**Your instructions**.
Search the material for the word "square" and report each line where it turns up.
____ Stored data
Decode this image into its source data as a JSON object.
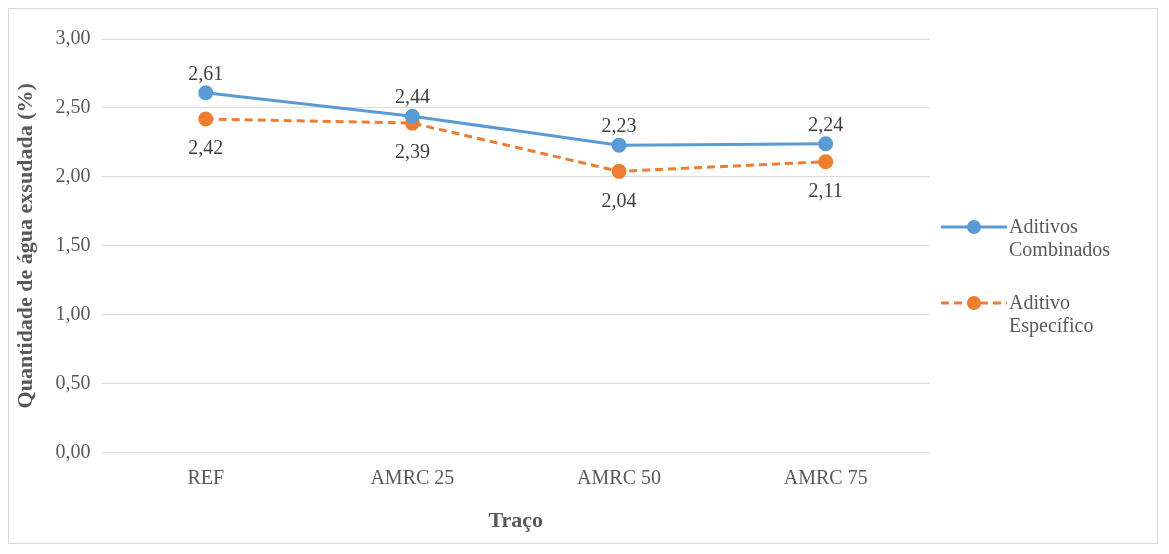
{
  "chart_data": {
    "type": "line",
    "xlabel": "Traço",
    "ylabel": "Quantidade de água exsudada (%)",
    "categories": [
      "REF",
      "AMRC 25",
      "AMRC 50",
      "AMRC 75"
    ],
    "series": [
      {
        "name": "Aditivos Combinados",
        "color": "#5b9bd5",
        "values": [
          2.61,
          2.44,
          2.23,
          2.24
        ],
        "value_labels": [
          "2,61",
          "2,44",
          "2,23",
          "2,24"
        ],
        "line_style": "solid"
      },
      {
        "name": "Aditivo Específico",
        "color": "#ed7d31",
        "values": [
          2.42,
          2.39,
          2.04,
          2.11
        ],
        "value_labels": [
          "2,42",
          "2,39",
          "2,04",
          "2,11"
        ],
        "line_style": "dashed"
      }
    ],
    "ylim": [
      0,
      3
    ],
    "yticks": [
      {
        "value": 0,
        "label": "0,00"
      },
      {
        "value": 0.5,
        "label": "0,50"
      },
      {
        "value": 1,
        "label": "1,00"
      },
      {
        "value": 1.5,
        "label": "1,50"
      },
      {
        "value": 2,
        "label": "2,00"
      },
      {
        "value": 2.5,
        "label": "2,50"
      },
      {
        "value": 3,
        "label": "3,00"
      }
    ],
    "grid": "y",
    "legend": "right",
    "marker": "circle"
  }
}
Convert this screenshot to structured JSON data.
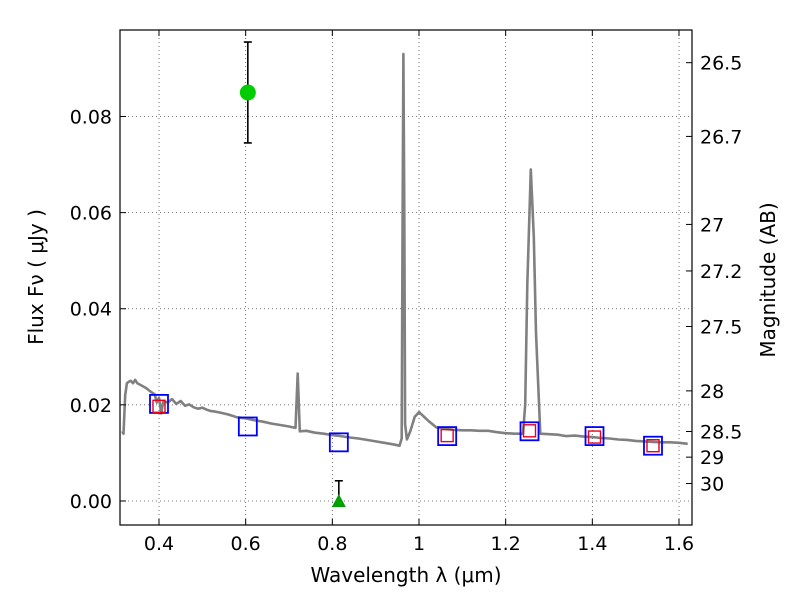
{
  "chart_data": {
    "type": "scatter",
    "title": "",
    "xlabel": "Wavelength  λ (μm)",
    "ylabel": "Flux  Fν  ( μJy )",
    "ylabel_right": "Magnitude (AB)",
    "xlim": [
      0.31,
      1.63
    ],
    "ylim": [
      -0.005,
      0.098
    ],
    "grid": true,
    "x_ticks": [
      0.4,
      0.6,
      0.8,
      1.0,
      1.2,
      1.4,
      1.6
    ],
    "x_tick_labels": [
      "0.4",
      "0.6",
      "0.8",
      "1",
      "1.2",
      "1.4",
      "1.6"
    ],
    "y_ticks": [
      0.0,
      0.02,
      0.04,
      0.06,
      0.08
    ],
    "y_tick_labels": [
      "0.00",
      "0.02",
      "0.04",
      "0.06",
      "0.08"
    ],
    "mag_ticks": [
      26.5,
      26.7,
      27,
      27.2,
      27.5,
      28,
      28.5,
      29,
      30
    ],
    "mag_tick_labels": [
      "26.5",
      "26.7",
      "27",
      "27.2",
      "27.5",
      "28",
      "28.5",
      "29",
      "30"
    ],
    "colors": {
      "spectrum": "#808080",
      "observed": "#0000ff",
      "model": "#e8001c",
      "detection": "#00cc00",
      "upper_limit": "#00a000",
      "errorbar": "#000000"
    },
    "series": [
      {
        "name": "model spectrum",
        "kind": "line",
        "points": [
          [
            0.315,
            0.0145
          ],
          [
            0.318,
            0.014
          ],
          [
            0.322,
            0.022
          ],
          [
            0.326,
            0.0245
          ],
          [
            0.33,
            0.0248
          ],
          [
            0.335,
            0.025
          ],
          [
            0.34,
            0.0245
          ],
          [
            0.345,
            0.0252
          ],
          [
            0.35,
            0.0245
          ],
          [
            0.36,
            0.024
          ],
          [
            0.37,
            0.0235
          ],
          [
            0.38,
            0.0228
          ],
          [
            0.39,
            0.0222
          ],
          [
            0.395,
            0.0205
          ],
          [
            0.4,
            0.0215
          ],
          [
            0.405,
            0.0182
          ],
          [
            0.41,
            0.0208
          ],
          [
            0.42,
            0.0205
          ],
          [
            0.43,
            0.0212
          ],
          [
            0.44,
            0.0202
          ],
          [
            0.45,
            0.0208
          ],
          [
            0.46,
            0.0198
          ],
          [
            0.47,
            0.0201
          ],
          [
            0.48,
            0.0195
          ],
          [
            0.49,
            0.0192
          ],
          [
            0.5,
            0.0194
          ],
          [
            0.51,
            0.019
          ],
          [
            0.52,
            0.0187
          ],
          [
            0.53,
            0.0186
          ],
          [
            0.54,
            0.0184
          ],
          [
            0.55,
            0.0182
          ],
          [
            0.56,
            0.018
          ],
          [
            0.57,
            0.0177
          ],
          [
            0.58,
            0.0174
          ],
          [
            0.6,
            0.0172
          ],
          [
            0.62,
            0.0168
          ],
          [
            0.64,
            0.0165
          ],
          [
            0.66,
            0.0161
          ],
          [
            0.68,
            0.0158
          ],
          [
            0.7,
            0.0155
          ],
          [
            0.715,
            0.0152
          ],
          [
            0.72,
            0.0265
          ],
          [
            0.725,
            0.0145
          ],
          [
            0.74,
            0.0146
          ],
          [
            0.76,
            0.0142
          ],
          [
            0.78,
            0.014
          ],
          [
            0.8,
            0.0137
          ],
          [
            0.82,
            0.0135
          ],
          [
            0.84,
            0.0132
          ],
          [
            0.86,
            0.013
          ],
          [
            0.88,
            0.0127
          ],
          [
            0.9,
            0.0124
          ],
          [
            0.92,
            0.0121
          ],
          [
            0.94,
            0.0118
          ],
          [
            0.955,
            0.0115
          ],
          [
            0.96,
            0.013
          ],
          [
            0.962,
            0.055
          ],
          [
            0.964,
            0.093
          ],
          [
            0.966,
            0.06
          ],
          [
            0.968,
            0.016
          ],
          [
            0.972,
            0.0128
          ],
          [
            0.98,
            0.0145
          ],
          [
            0.99,
            0.0175
          ],
          [
            1.0,
            0.0185
          ],
          [
            1.02,
            0.0168
          ],
          [
            1.04,
            0.0153
          ],
          [
            1.06,
            0.015
          ],
          [
            1.08,
            0.0148
          ],
          [
            1.1,
            0.0147
          ],
          [
            1.12,
            0.0147
          ],
          [
            1.14,
            0.0146
          ],
          [
            1.16,
            0.0146
          ],
          [
            1.18,
            0.0143
          ],
          [
            1.2,
            0.0141
          ],
          [
            1.22,
            0.014
          ],
          [
            1.24,
            0.014
          ],
          [
            1.245,
            0.02
          ],
          [
            1.25,
            0.045
          ],
          [
            1.258,
            0.069
          ],
          [
            1.265,
            0.055
          ],
          [
            1.27,
            0.035
          ],
          [
            1.28,
            0.014
          ],
          [
            1.3,
            0.0139
          ],
          [
            1.32,
            0.0138
          ],
          [
            1.34,
            0.0135
          ],
          [
            1.36,
            0.0136
          ],
          [
            1.38,
            0.0134
          ],
          [
            1.4,
            0.0133
          ],
          [
            1.42,
            0.0131
          ],
          [
            1.44,
            0.013
          ],
          [
            1.46,
            0.0128
          ],
          [
            1.48,
            0.0127
          ],
          [
            1.5,
            0.0125
          ],
          [
            1.52,
            0.0124
          ],
          [
            1.54,
            0.0123
          ],
          [
            1.56,
            0.0122
          ],
          [
            1.58,
            0.0122
          ],
          [
            1.6,
            0.0121
          ],
          [
            1.62,
            0.0119
          ]
        ]
      },
      {
        "name": "observed photometry",
        "kind": "square-marker",
        "points": [
          [
            0.4,
            0.0202
          ],
          [
            0.605,
            0.0155
          ],
          [
            0.815,
            0.0122
          ],
          [
            1.065,
            0.0135
          ],
          [
            1.255,
            0.0145
          ],
          [
            1.405,
            0.0135
          ],
          [
            1.54,
            0.0115
          ]
        ]
      },
      {
        "name": "model photometry",
        "kind": "square-marker-small",
        "points": [
          [
            0.4,
            0.0197
          ],
          [
            1.065,
            0.0136
          ],
          [
            1.255,
            0.0146
          ],
          [
            1.405,
            0.0133
          ],
          [
            1.54,
            0.0115
          ]
        ]
      },
      {
        "name": "detection",
        "kind": "circle-with-errorbar",
        "points": [
          [
            0.605,
            0.085
          ]
        ],
        "error_low": [
          0.0745
        ],
        "error_high": [
          0.0955
        ]
      },
      {
        "name": "upper limit",
        "kind": "triangle-with-errorbar",
        "points": [
          [
            0.815,
            0.0
          ]
        ],
        "error_low": [
          0.0
        ],
        "error_high": [
          0.0042
        ]
      }
    ]
  }
}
________
**Solution for this task**.
        "kind": "square-marker",
        "kind": "square-marker-small",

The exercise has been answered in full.